Aim of the exercise:
Set out each line from the following listing that includes the word "with".

Recorded data:
※
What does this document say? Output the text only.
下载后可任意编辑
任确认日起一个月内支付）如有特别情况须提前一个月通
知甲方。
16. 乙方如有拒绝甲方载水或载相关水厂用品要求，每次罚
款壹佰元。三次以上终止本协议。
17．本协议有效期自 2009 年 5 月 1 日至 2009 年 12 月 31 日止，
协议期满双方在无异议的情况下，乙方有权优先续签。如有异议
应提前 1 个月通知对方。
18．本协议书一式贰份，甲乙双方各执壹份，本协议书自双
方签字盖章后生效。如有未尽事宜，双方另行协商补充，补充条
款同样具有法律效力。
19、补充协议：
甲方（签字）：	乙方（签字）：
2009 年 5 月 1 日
※
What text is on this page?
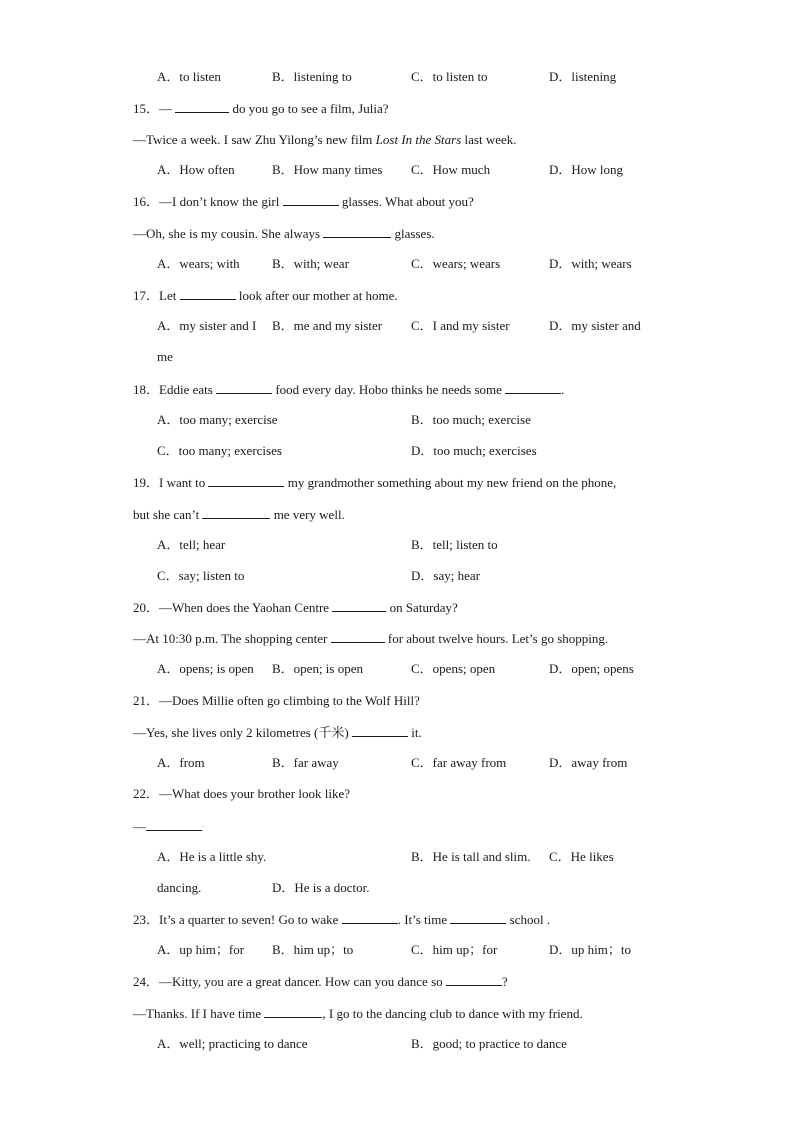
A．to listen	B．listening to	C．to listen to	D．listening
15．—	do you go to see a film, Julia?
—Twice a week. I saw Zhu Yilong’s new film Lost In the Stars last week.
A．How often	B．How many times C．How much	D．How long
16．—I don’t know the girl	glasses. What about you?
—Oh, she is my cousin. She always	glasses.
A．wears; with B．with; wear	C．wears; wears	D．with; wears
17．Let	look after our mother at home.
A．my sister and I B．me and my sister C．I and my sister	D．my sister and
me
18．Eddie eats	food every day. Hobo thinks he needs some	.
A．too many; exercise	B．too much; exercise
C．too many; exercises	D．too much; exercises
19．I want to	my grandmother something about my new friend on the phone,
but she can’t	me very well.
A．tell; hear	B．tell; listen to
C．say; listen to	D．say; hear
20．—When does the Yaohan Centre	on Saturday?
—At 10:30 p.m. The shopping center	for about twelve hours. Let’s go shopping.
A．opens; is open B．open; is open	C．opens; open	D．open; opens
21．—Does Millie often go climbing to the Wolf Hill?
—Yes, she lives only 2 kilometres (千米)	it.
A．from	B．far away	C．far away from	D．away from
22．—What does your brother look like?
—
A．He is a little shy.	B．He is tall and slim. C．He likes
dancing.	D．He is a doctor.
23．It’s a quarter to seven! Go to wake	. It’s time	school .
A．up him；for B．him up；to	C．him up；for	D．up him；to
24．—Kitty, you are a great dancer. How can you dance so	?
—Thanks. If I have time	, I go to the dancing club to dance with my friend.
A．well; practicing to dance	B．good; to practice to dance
※
Finished answer:
A．wears; with B．with; wear	C．wears; wears	D．with; wears
—Thanks. If I have time	, I go to the dancing club to dance with my friend.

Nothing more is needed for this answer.